[A block of data]
---*---

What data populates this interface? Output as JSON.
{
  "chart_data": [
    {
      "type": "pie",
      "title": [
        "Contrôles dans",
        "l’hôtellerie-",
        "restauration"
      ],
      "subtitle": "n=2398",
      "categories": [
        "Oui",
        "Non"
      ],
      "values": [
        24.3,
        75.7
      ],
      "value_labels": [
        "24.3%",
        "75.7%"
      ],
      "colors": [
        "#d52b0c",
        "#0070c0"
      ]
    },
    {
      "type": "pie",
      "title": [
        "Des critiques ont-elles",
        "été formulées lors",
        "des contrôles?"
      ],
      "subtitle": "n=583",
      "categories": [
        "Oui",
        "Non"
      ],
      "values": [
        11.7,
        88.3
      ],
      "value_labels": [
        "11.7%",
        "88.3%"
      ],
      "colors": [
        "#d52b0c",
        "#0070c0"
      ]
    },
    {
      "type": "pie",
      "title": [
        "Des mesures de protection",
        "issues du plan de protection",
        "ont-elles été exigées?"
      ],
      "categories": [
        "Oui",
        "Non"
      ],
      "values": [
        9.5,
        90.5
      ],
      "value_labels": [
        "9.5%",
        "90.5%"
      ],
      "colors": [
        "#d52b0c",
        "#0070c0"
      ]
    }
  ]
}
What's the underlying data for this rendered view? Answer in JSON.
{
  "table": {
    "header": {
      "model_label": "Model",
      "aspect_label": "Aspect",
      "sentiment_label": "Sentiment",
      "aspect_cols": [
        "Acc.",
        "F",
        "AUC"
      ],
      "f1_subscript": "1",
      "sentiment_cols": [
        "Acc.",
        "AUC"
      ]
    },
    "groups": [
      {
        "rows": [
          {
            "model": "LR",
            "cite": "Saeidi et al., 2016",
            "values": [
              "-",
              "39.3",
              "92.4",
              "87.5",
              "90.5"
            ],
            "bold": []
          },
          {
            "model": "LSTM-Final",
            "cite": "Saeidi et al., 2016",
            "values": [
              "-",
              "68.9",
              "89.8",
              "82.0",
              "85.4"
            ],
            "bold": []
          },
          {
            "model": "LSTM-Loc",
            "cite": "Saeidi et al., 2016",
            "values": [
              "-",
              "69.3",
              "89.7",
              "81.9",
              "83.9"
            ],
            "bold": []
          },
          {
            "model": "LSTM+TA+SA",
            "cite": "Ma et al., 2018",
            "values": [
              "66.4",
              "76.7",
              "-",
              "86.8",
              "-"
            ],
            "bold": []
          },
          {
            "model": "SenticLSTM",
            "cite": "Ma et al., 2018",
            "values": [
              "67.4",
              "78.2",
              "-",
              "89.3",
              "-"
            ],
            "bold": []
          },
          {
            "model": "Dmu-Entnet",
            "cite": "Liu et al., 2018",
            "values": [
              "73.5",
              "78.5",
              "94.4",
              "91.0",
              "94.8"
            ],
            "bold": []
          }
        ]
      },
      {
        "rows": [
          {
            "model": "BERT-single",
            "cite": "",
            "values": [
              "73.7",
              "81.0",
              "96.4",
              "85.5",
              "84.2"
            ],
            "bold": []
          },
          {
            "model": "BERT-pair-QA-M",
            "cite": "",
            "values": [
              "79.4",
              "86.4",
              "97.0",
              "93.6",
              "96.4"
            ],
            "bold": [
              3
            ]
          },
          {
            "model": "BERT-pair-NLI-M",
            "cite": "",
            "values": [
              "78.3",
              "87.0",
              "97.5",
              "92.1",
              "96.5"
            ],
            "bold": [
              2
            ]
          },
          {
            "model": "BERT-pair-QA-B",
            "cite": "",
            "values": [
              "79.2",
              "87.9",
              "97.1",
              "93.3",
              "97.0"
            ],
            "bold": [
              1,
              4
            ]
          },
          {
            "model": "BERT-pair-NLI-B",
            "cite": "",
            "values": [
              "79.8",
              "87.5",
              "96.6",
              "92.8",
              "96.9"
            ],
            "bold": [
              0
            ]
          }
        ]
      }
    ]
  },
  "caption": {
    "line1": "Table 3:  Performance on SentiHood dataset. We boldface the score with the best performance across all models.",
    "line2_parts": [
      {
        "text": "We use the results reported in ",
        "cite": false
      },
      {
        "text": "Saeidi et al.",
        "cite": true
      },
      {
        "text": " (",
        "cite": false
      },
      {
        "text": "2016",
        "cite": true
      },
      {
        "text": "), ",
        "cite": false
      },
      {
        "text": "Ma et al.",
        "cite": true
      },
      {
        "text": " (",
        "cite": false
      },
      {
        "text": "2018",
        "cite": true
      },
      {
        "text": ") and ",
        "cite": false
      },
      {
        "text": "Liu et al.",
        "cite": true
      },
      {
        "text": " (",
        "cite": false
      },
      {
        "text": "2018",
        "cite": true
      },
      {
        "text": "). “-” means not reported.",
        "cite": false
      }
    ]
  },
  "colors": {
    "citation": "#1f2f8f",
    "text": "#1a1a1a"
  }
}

---*---

● **TASK DESCRIPTION**
Look back over the material above and state how many lines hold the word "reported". Write the number and nothing else.

● **WRITTEN SOLUTION**
2